Task details.
Without the images, print every line of the material below exactly as given.
┌─ Data extract
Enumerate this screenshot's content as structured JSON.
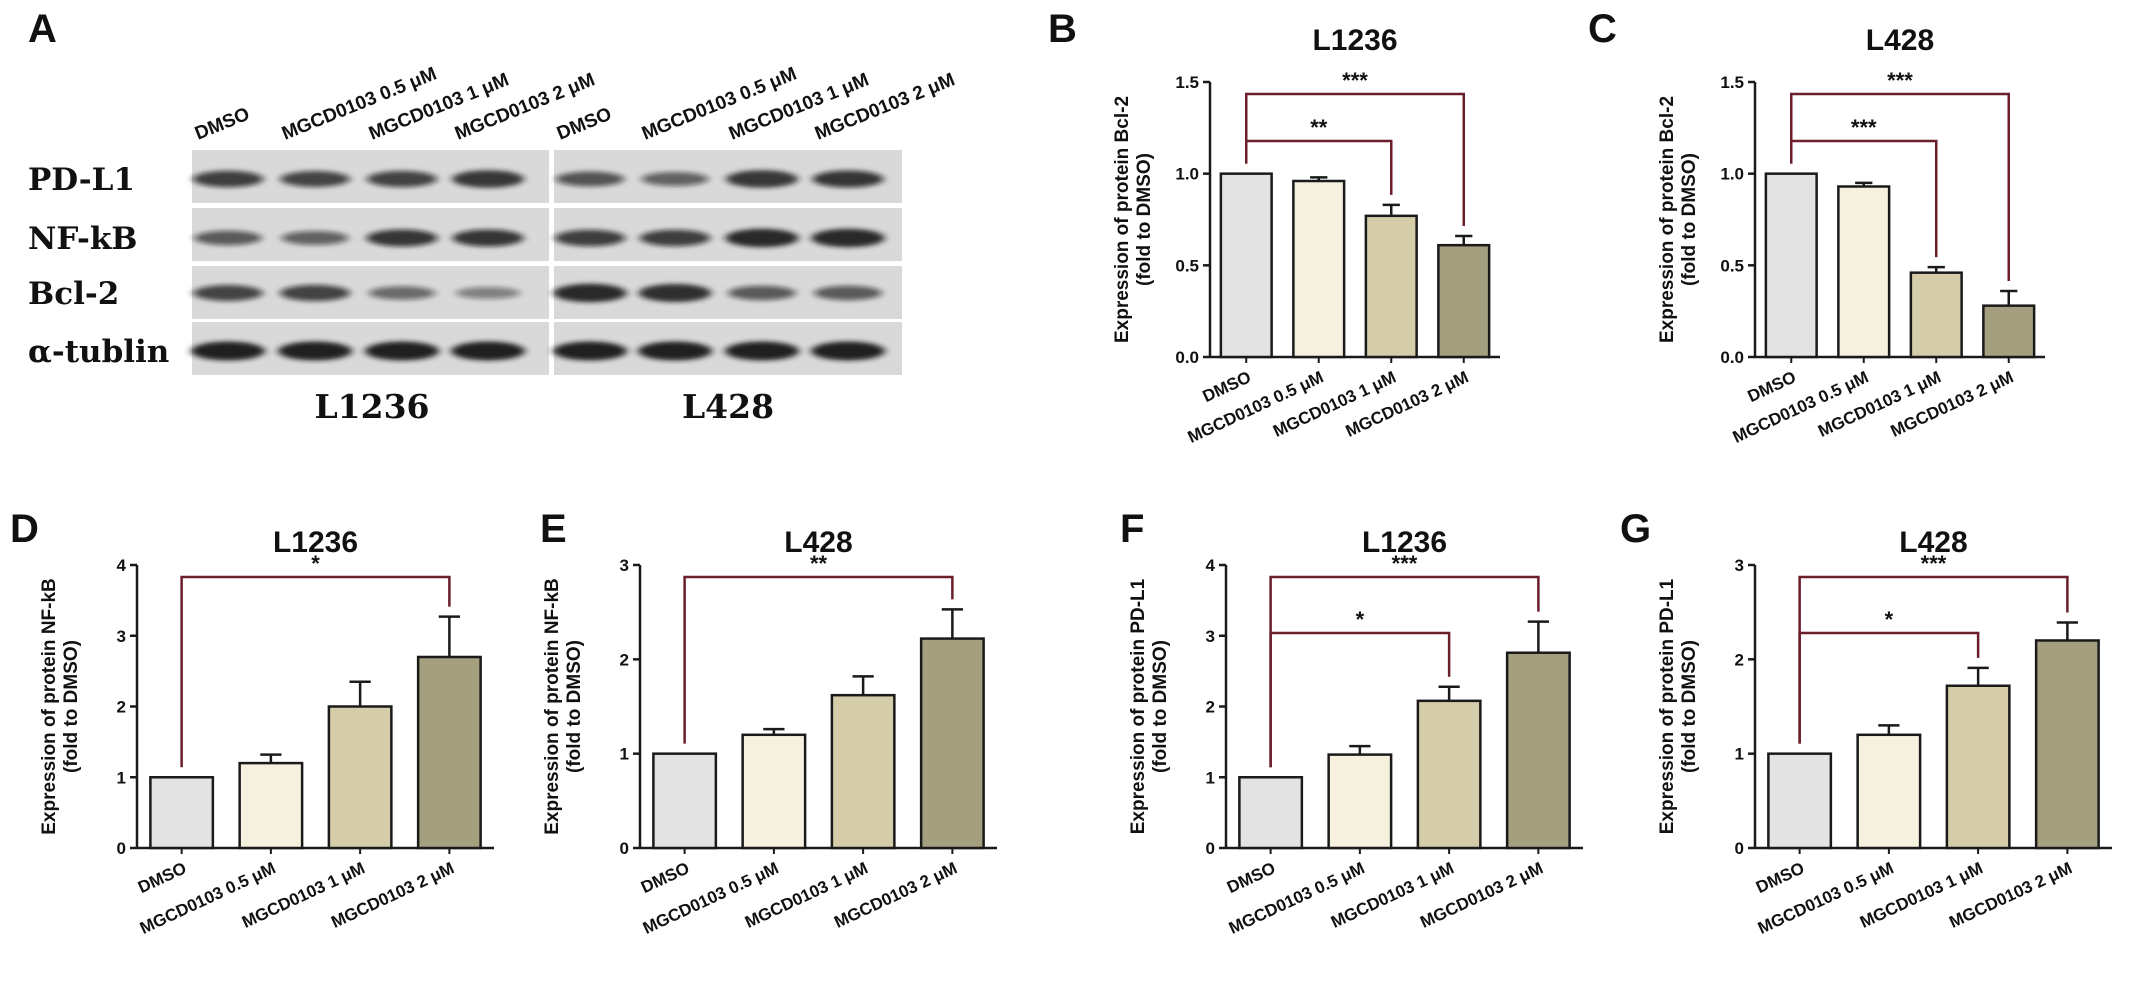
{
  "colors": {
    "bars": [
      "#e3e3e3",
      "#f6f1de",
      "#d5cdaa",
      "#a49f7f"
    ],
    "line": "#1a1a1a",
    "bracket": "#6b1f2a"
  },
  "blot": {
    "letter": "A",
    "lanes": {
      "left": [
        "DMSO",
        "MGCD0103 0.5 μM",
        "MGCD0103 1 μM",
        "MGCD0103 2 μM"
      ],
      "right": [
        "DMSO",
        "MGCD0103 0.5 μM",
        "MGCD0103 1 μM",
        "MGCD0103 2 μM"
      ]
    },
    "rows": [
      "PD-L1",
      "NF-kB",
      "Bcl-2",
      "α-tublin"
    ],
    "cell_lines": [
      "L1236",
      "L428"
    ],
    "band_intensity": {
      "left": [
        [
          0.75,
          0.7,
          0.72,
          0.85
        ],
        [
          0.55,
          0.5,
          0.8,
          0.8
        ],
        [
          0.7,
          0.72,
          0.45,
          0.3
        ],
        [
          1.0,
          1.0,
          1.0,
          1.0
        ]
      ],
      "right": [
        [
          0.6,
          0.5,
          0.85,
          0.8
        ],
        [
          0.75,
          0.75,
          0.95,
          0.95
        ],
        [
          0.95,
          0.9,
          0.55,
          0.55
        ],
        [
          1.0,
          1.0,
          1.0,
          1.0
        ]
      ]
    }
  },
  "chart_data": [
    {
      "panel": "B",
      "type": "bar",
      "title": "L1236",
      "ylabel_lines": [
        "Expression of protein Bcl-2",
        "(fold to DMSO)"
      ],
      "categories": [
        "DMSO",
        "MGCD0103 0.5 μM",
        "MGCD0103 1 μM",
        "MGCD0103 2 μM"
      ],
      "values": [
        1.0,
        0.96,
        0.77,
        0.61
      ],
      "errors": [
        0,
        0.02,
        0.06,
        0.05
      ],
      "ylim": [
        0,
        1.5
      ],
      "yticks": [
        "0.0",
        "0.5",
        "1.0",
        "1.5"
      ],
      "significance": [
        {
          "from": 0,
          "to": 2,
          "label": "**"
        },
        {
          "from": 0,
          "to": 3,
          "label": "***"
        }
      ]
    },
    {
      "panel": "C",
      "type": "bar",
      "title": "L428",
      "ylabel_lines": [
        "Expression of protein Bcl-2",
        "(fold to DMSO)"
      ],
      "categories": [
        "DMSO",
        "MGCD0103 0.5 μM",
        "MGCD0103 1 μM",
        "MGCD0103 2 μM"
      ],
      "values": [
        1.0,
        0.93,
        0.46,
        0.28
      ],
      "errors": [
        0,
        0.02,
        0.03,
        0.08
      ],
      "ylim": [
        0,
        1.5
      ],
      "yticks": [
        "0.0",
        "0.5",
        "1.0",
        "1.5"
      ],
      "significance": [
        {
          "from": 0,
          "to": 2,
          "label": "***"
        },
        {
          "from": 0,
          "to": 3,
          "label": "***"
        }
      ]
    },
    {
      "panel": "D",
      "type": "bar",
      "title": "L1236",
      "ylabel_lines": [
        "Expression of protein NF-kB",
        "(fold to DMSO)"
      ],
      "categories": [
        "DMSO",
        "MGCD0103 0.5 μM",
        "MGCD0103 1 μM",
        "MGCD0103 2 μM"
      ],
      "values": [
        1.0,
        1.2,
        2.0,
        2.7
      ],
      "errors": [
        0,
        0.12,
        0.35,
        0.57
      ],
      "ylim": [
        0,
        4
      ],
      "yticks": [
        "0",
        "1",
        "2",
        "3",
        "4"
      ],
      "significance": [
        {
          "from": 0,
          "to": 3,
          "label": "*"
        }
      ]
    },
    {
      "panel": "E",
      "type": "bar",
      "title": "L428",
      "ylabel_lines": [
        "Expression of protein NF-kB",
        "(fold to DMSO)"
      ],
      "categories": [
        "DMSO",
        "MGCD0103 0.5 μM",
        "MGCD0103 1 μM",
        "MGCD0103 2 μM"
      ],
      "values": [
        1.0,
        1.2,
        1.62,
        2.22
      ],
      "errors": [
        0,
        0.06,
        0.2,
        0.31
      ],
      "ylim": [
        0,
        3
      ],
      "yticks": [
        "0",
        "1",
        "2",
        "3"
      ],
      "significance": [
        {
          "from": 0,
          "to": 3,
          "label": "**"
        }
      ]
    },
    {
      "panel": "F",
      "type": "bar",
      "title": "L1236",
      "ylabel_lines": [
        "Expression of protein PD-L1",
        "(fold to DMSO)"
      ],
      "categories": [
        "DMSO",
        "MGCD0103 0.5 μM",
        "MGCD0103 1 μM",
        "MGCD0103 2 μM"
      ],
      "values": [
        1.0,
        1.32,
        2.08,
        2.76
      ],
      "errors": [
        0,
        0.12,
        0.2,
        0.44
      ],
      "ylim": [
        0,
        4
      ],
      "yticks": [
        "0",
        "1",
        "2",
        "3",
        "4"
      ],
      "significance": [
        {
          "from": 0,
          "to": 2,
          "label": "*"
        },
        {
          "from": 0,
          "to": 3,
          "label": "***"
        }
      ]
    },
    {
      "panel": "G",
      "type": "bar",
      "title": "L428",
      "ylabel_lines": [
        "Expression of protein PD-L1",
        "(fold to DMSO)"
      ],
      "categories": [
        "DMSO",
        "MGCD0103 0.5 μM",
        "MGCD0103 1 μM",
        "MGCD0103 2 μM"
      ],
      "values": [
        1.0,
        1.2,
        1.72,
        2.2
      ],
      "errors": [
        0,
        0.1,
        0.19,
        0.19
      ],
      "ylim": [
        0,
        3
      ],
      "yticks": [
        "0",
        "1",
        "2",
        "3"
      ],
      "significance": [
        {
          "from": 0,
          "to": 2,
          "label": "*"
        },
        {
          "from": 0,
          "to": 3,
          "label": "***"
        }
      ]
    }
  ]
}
└─
Output for this exercise.
Enumerate this screenshot's content as structured JSON.
{
  "colors": {
    "bars": [
      "#e3e3e3",
      "#f6f1de",
      "#d5cdaa",
      "#a49f7f"
    ],
    "line": "#1a1a1a",
    "bracket": "#6b1f2a"
  },
  "blot": {
    "letter": "A",
    "lanes": {
      "left": [
        "DMSO",
        "MGCD0103 0.5 μM",
        "MGCD0103 1 μM",
        "MGCD0103 2 μM"
      ],
      "right": [
        "DMSO",
        "MGCD0103 0.5 μM",
        "MGCD0103 1 μM",
        "MGCD0103 2 μM"
      ]
    },
    "rows": [
      "PD-L1",
      "NF-kB",
      "Bcl-2",
      "α-tublin"
    ],
    "cell_lines": [
      "L1236",
      "L428"
    ],
    "band_intensity": {
      "left": [
        [
          0.75,
          0.7,
          0.72,
          0.85
        ],
        [
          0.55,
          0.5,
          0.8,
          0.8
        ],
        [
          0.7,
          0.72,
          0.45,
          0.3
        ],
        [
          1.0,
          1.0,
          1.0,
          1.0
        ]
      ],
      "right": [
        [
          0.6,
          0.5,
          0.85,
          0.8
        ],
        [
          0.75,
          0.75,
          0.95,
          0.95
        ],
        [
          0.95,
          0.9,
          0.55,
          0.55
        ],
        [
          1.0,
          1.0,
          1.0,
          1.0
        ]
      ]
    }
  },
  "chart_data": [
    {
      "panel": "B",
      "type": "bar",
      "title": "L1236",
      "ylabel_lines": [
        "Expression of protein Bcl-2",
        "(fold to DMSO)"
      ],
      "categories": [
        "DMSO",
        "MGCD0103 0.5 μM",
        "MGCD0103 1 μM",
        "MGCD0103 2 μM"
      ],
      "values": [
        1.0,
        0.96,
        0.77,
        0.61
      ],
      "errors": [
        0,
        0.02,
        0.06,
        0.05
      ],
      "ylim": [
        0,
        1.5
      ],
      "yticks": [
        "0.0",
        "0.5",
        "1.0",
        "1.5"
      ],
      "significance": [
        {
          "from": 0,
          "to": 2,
          "label": "**"
        },
        {
          "from": 0,
          "to": 3,
          "label": "***"
        }
      ]
    },
    {
      "panel": "C",
      "type": "bar",
      "title": "L428",
      "ylabel_lines": [
        "Expression of protein Bcl-2",
        "(fold to DMSO)"
      ],
      "categories": [
        "DMSO",
        "MGCD0103 0.5 μM",
        "MGCD0103 1 μM",
        "MGCD0103 2 μM"
      ],
      "values": [
        1.0,
        0.93,
        0.46,
        0.28
      ],
      "errors": [
        0,
        0.02,
        0.03,
        0.08
      ],
      "ylim": [
        0,
        1.5
      ],
      "yticks": [
        "0.0",
        "0.5",
        "1.0",
        "1.5"
      ],
      "significance": [
        {
          "from": 0,
          "to": 2,
          "label": "***"
        },
        {
          "from": 0,
          "to": 3,
          "label": "***"
        }
      ]
    },
    {
      "panel": "D",
      "type": "bar",
      "title": "L1236",
      "ylabel_lines": [
        "Expression of protein NF-kB",
        "(fold to DMSO)"
      ],
      "categories": [
        "DMSO",
        "MGCD0103 0.5 μM",
        "MGCD0103 1 μM",
        "MGCD0103 2 μM"
      ],
      "values": [
        1.0,
        1.2,
        2.0,
        2.7
      ],
      "errors": [
        0,
        0.12,
        0.35,
        0.57
      ],
      "ylim": [
        0,
        4
      ],
      "yticks": [
        "0",
        "1",
        "2",
        "3",
        "4"
      ],
      "significance": [
        {
          "from": 0,
          "to": 3,
          "label": "*"
        }
      ]
    },
    {
      "panel": "E",
      "type": "bar",
      "title": "L428",
      "ylabel_lines": [
        "Expression of protein NF-kB",
        "(fold to DMSO)"
      ],
      "categories": [
        "DMSO",
        "MGCD0103 0.5 μM",
        "MGCD0103 1 μM",
        "MGCD0103 2 μM"
      ],
      "values": [
        1.0,
        1.2,
        1.62,
        2.22
      ],
      "errors": [
        0,
        0.06,
        0.2,
        0.31
      ],
      "ylim": [
        0,
        3
      ],
      "yticks": [
        "0",
        "1",
        "2",
        "3"
      ],
      "significance": [
        {
          "from": 0,
          "to": 3,
          "label": "**"
        }
      ]
    },
    {
      "panel": "F",
      "type": "bar",
      "title": "L1236",
      "ylabel_lines": [
        "Expression of protein PD-L1",
        "(fold to DMSO)"
      ],
      "categories": [
        "DMSO",
        "MGCD0103 0.5 μM",
        "MGCD0103 1 μM",
        "MGCD0103 2 μM"
      ],
      "values": [
        1.0,
        1.32,
        2.08,
        2.76
      ],
      "errors": [
        0,
        0.12,
        0.2,
        0.44
      ],
      "ylim": [
        0,
        4
      ],
      "yticks": [
        "0",
        "1",
        "2",
        "3",
        "4"
      ],
      "significance": [
        {
          "from": 0,
          "to": 2,
          "label": "*"
        },
        {
          "from": 0,
          "to": 3,
          "label": "***"
        }
      ]
    },
    {
      "panel": "G",
      "type": "bar",
      "title": "L428",
      "ylabel_lines": [
        "Expression of protein PD-L1",
        "(fold to DMSO)"
      ],
      "categories": [
        "DMSO",
        "MGCD0103 0.5 μM",
        "MGCD0103 1 μM",
        "MGCD0103 2 μM"
      ],
      "values": [
        1.0,
        1.2,
        1.72,
        2.2
      ],
      "errors": [
        0,
        0.1,
        0.19,
        0.19
      ],
      "ylim": [
        0,
        3
      ],
      "yticks": [
        "0",
        "1",
        "2",
        "3"
      ],
      "significance": [
        {
          "from": 0,
          "to": 2,
          "label": "*"
        },
        {
          "from": 0,
          "to": 3,
          "label": "***"
        }
      ]
    }
  ]
}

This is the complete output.